[Directive]: Each line of the listing must be transcribed exactly, except for the images, which should be excluded.
### Rows
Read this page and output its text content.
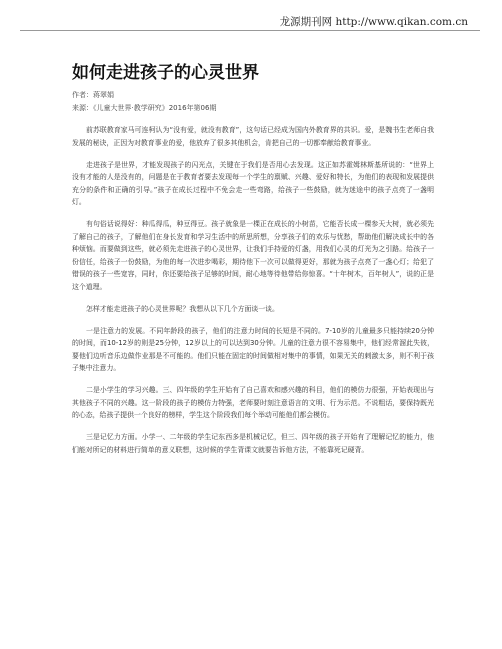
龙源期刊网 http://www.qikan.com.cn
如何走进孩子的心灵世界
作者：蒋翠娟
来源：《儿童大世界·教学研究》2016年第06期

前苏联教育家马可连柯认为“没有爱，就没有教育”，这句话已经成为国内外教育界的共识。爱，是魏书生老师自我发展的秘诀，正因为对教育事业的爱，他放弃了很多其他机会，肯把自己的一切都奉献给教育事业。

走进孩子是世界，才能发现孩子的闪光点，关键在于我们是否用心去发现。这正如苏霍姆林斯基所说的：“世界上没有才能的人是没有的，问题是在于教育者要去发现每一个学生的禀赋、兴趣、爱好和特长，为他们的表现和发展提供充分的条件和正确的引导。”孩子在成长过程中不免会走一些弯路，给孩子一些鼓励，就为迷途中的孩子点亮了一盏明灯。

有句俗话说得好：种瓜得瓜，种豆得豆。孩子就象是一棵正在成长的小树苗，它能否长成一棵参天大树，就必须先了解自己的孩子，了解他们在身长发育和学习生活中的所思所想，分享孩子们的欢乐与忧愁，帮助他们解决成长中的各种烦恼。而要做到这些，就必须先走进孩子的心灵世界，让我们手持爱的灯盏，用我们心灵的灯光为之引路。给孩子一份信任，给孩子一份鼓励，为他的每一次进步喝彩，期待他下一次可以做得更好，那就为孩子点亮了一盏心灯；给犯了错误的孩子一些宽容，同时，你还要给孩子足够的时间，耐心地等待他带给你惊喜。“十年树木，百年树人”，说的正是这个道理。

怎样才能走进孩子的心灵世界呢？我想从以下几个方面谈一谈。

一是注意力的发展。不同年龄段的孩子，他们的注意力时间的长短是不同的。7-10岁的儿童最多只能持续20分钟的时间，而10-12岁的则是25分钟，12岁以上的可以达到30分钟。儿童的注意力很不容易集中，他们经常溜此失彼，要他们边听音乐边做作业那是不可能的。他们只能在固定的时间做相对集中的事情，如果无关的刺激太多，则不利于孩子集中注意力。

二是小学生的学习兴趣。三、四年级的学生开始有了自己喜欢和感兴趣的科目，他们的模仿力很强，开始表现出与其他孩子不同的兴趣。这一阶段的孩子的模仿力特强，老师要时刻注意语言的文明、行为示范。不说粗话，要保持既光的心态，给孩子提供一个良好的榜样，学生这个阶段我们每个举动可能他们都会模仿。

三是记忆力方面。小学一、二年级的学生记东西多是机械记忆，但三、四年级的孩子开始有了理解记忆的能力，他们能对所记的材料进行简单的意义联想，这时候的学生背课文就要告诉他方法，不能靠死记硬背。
######
[Task solution]:
Read this page and output its text content.
龙源期刊网 http://www.qikan.com.cn
如何走进孩子的心灵世界
作者：蒋翠娟
来源：《儿童大世界·教学研究》2016年第06期

前苏联教育家马可连柯认为“没有爱，就没有教育”，这句话已经成为国内外教育界的共识。爱，是魏书生老师自我发展的秘诀，正因为对教育事业的爱，他放弃了很多其他机会，肯把自己的一切都奉献给教育事业。

走进孩子是世界，才能发现孩子的闪光点，关键在于我们是否用心去发现。这正如苏霍姆林斯基所说的：“世界上没有才能的人是没有的，问题是在于教育者要去发现每一个学生的禀赋、兴趣、爱好和特长，为他们的表现和发展提供充分的条件和正确的引导。”孩子在成长过程中不免会走一些弯路，给孩子一些鼓励，就为迷途中的孩子点亮了一盏明灯。

有句俗话说得好：种瓜得瓜，种豆得豆。孩子就象是一棵正在成长的小树苗，它能否长成一棵参天大树，就必须先了解自己的孩子，了解他们在身长发育和学习生活中的所思所想，分享孩子们的欢乐与忧愁，帮助他们解决成长中的各种烦恼。而要做到这些，就必须先走进孩子的心灵世界，让我们手持爱的灯盏，用我们心灵的灯光为之引路。给孩子一份信任，给孩子一份鼓励，为他的每一次进步喝彩，期待他下一次可以做得更好，那就为孩子点亮了一盏心灯；给犯了错误的孩子一些宽容，同时，你还要给孩子足够的时间，耐心地等待他带给你惊喜。“十年树木，百年树人”，说的正是这个道理。

怎样才能走进孩子的心灵世界呢？我想从以下几个方面谈一谈。

一是注意力的发展。不同年龄段的孩子，他们的注意力时间的长短是不同的。7-10岁的儿童最多只能持续20分钟的时间，而10-12岁的则是25分钟，12岁以上的可以达到30分钟。儿童的注意力很不容易集中，他们经常溜此失彼，要他们边听音乐边做作业那是不可能的。他们只能在固定的时间做相对集中的事情，如果无关的刺激太多，则不利于孩子集中注意力。

二是小学生的学习兴趣。三、四年级的学生开始有了自己喜欢和感兴趣的科目，他们的模仿力很强，开始表现出与其他孩子不同的兴趣。这一阶段的孩子的模仿力特强，老师要时刻注意语言的文明、行为示范。不说粗话，要保持既光的心态，给孩子提供一个良好的榜样，学生这个阶段我们每个举动可能他们都会模仿。

三是记忆力方面。小学一、二年级的学生记东西多是机械记忆，但三、四年级的孩子开始有了理解记忆的能力，他们能对所记的材料进行简单的意义联想，这时候的学生背课文就要告诉他方法，不能靠死记硬背。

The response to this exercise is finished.